• **Aim of the exercise**:
The material below should be written out in full and exactly; pictures stay out of the copy.

-- Provided data start --

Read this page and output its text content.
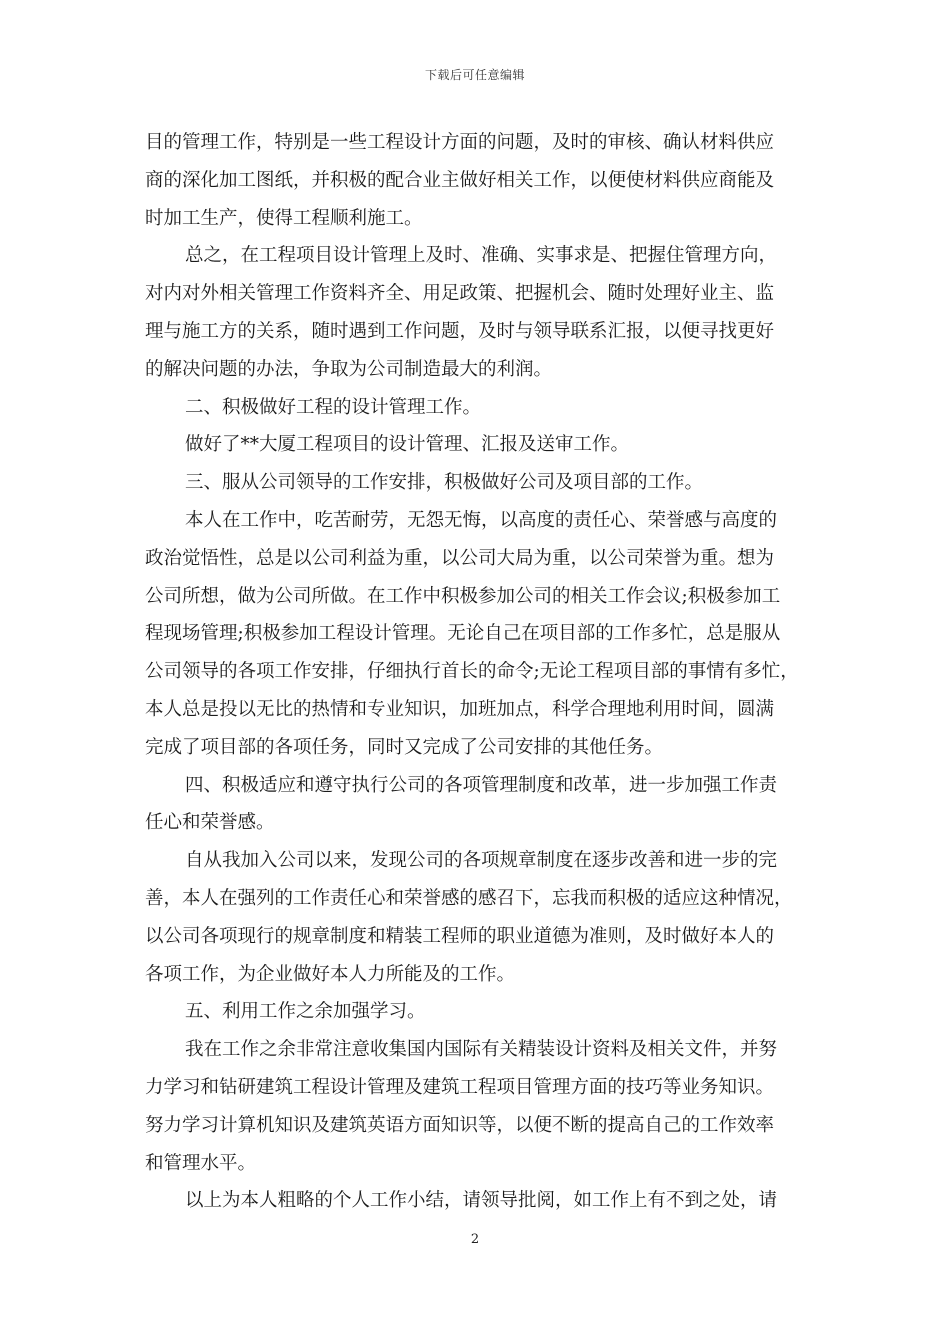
下载后可任意编辑
目的管理工作，特别是一些工程设计方面的问题，及时的审核、确认材料供应
商的深化加工图纸，并积极的配合业主做好相关工作，以便使材料供应商能及
时加工生产，使得工程顺利施工。
总之，在工程项目设计管理上及时、准确、实事求是、把握住管理方向，
对内对外相关管理工作资料齐全、用足政策、把握机会、随时处理好业主、监
理与施工方的关系，随时遇到工作问题，及时与领导联系汇报，以便寻找更好
的解决问题的办法，争取为公司制造最大的利润。
二、积极做好工程的设计管理工作。
做好了**大厦工程项目的设计管理、汇报及送审工作。
三、服从公司领导的工作安排，积极做好公司及项目部的工作。
本人在工作中，吃苦耐劳，无怨无悔，以高度的责任心、荣誉感与高度的
政治觉悟性，总是以公司利益为重，以公司大局为重，以公司荣誉为重。想为
公司所想，做为公司所做。在工作中积极参加公司的相关工作会议;积极参加工
程现场管理;积极参加工程设计管理。无论自己在项目部的工作多忙，总是服从
公司领导的各项工作安排，仔细执行首长的命令;无论工程项目部的事情有多忙，
本人总是投以无比的热情和专业知识，加班加点，科学合理地利用时间，圆满
完成了项目部的各项任务，同时又完成了公司安排的其他任务。
四、积极适应和遵守执行公司的各项管理制度和改革，进一步加强工作责
任心和荣誉感。
自从我加入公司以来，发现公司的各项规章制度在逐步改善和进一步的完
善，本人在强列的工作责任心和荣誉感的感召下，忘我而积极的适应这种情况，
以公司各项现行的规章制度和精装工程师的职业道德为准则，及时做好本人的
各项工作，为企业做好本人力所能及的工作。
五、利用工作之余加强学习。
我在工作之余非常注意收集国内国际有关精装设计资料及相关文件，并努
力学习和钻研建筑工程设计管理及建筑工程项目管理方面的技巧等业务知识。
努力学习计算机知识及建筑英语方面知识等，以便不断的提高自己的工作效率
和管理水平。
以上为本人粗略的个人工作小结，请领导批阅，如工作上有不到之处，请
2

-- Provided data end --

• **Reply to the task**:
Read this page and output its text content.
下载后可任意编辑
目的管理工作，特别是一些工程设计方面的问题，及时的审核、确认材料供应
商的深化加工图纸，并积极的配合业主做好相关工作，以便使材料供应商能及
时加工生产，使得工程顺利施工。
总之，在工程项目设计管理上及时、准确、实事求是、把握住管理方向，
对内对外相关管理工作资料齐全、用足政策、把握机会、随时处理好业主、监
理与施工方的关系，随时遇到工作问题，及时与领导联系汇报，以便寻找更好
的解决问题的办法，争取为公司制造最大的利润。
二、积极做好工程的设计管理工作。
做好了**大厦工程项目的设计管理、汇报及送审工作。
三、服从公司领导的工作安排，积极做好公司及项目部的工作。
本人在工作中，吃苦耐劳，无怨无悔，以高度的责任心、荣誉感与高度的
政治觉悟性，总是以公司利益为重，以公司大局为重，以公司荣誉为重。想为
公司所想，做为公司所做。在工作中积极参加公司的相关工作会议;积极参加工
程现场管理;积极参加工程设计管理。无论自己在项目部的工作多忙，总是服从
公司领导的各项工作安排，仔细执行首长的命令;无论工程项目部的事情有多忙，
本人总是投以无比的热情和专业知识，加班加点，科学合理地利用时间，圆满
完成了项目部的各项任务，同时又完成了公司安排的其他任务。
四、积极适应和遵守执行公司的各项管理制度和改革，进一步加强工作责
任心和荣誉感。
自从我加入公司以来，发现公司的各项规章制度在逐步改善和进一步的完
善，本人在强列的工作责任心和荣誉感的感召下，忘我而积极的适应这种情况，
以公司各项现行的规章制度和精装工程师的职业道德为准则，及时做好本人的
各项工作，为企业做好本人力所能及的工作。
五、利用工作之余加强学习。
我在工作之余非常注意收集国内国际有关精装设计资料及相关文件，并努
力学习和钻研建筑工程设计管理及建筑工程项目管理方面的技巧等业务知识。
努力学习计算机知识及建筑英语方面知识等，以便不断的提高自己的工作效率
和管理水平。
以上为本人粗略的个人工作小结，请领导批阅，如工作上有不到之处，请
2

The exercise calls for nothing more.